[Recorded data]
***
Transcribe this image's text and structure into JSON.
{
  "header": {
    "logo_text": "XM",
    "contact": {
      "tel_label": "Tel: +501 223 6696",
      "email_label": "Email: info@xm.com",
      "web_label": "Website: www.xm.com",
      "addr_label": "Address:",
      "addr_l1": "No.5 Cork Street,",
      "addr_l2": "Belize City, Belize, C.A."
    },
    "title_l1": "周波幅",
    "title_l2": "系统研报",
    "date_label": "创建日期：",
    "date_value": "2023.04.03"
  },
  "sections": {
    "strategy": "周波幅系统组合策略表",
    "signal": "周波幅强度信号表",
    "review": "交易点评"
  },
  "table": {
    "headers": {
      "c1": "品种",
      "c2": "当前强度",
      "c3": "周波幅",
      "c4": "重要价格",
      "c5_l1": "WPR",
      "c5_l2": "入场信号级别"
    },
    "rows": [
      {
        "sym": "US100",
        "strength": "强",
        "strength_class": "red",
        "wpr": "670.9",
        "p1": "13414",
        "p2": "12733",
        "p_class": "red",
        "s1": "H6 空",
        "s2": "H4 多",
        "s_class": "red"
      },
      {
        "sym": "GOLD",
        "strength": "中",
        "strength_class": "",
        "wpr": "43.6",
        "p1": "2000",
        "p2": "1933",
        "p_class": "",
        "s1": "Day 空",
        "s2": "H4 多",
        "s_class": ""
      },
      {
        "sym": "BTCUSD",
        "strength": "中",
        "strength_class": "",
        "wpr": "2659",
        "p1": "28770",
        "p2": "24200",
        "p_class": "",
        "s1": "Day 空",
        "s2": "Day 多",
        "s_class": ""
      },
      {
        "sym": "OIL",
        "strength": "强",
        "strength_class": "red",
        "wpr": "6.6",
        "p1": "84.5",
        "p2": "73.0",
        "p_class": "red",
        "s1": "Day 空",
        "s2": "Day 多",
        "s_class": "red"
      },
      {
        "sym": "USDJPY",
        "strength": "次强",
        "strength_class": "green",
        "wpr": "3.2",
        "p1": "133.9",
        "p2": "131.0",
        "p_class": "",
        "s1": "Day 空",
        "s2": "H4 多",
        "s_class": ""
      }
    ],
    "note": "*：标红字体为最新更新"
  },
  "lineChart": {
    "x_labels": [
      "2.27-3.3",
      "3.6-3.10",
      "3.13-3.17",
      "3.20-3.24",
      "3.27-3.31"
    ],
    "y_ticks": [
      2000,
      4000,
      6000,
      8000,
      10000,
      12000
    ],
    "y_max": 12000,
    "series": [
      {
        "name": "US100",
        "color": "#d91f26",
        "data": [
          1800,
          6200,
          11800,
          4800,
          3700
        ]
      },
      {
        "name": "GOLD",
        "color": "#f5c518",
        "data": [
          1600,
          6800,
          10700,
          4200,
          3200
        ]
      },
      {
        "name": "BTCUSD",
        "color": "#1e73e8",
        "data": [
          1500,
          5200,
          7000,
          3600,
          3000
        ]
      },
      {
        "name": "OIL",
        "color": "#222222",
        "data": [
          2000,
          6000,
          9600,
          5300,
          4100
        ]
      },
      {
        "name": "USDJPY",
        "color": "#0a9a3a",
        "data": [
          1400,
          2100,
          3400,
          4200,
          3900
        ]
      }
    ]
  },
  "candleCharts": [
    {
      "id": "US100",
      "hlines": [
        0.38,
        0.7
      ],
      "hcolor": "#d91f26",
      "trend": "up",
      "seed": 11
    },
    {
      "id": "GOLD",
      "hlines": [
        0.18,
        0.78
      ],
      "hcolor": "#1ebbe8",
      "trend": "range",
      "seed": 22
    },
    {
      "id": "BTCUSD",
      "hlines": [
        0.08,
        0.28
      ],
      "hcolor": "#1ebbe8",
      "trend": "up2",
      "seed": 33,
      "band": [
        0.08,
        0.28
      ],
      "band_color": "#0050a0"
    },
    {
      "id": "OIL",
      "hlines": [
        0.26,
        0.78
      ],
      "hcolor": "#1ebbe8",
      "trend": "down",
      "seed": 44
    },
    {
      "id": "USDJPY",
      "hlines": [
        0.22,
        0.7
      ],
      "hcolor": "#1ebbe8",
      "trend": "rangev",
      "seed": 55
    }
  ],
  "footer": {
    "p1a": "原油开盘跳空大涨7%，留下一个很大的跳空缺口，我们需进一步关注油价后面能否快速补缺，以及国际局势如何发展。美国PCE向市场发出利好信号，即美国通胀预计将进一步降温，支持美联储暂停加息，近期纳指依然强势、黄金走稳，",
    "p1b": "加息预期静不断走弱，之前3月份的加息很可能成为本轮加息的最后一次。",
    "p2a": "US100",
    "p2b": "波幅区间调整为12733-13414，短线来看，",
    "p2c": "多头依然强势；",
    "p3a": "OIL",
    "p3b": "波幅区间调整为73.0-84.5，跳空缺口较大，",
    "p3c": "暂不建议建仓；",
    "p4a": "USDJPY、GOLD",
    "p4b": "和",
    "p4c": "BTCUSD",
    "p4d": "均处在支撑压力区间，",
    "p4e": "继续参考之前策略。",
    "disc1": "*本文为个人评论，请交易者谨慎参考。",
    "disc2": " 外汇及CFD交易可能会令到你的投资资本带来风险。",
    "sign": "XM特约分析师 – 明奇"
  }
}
***
## WHAT IS NEEDED
Report each line in the preceding entries that holds the string "GOLD".

## TASK OUTPUT
        "sym": "GOLD",
        "name": "GOLD",
      "id": "GOLD",
    "p4a": "USDJPY、GOLD",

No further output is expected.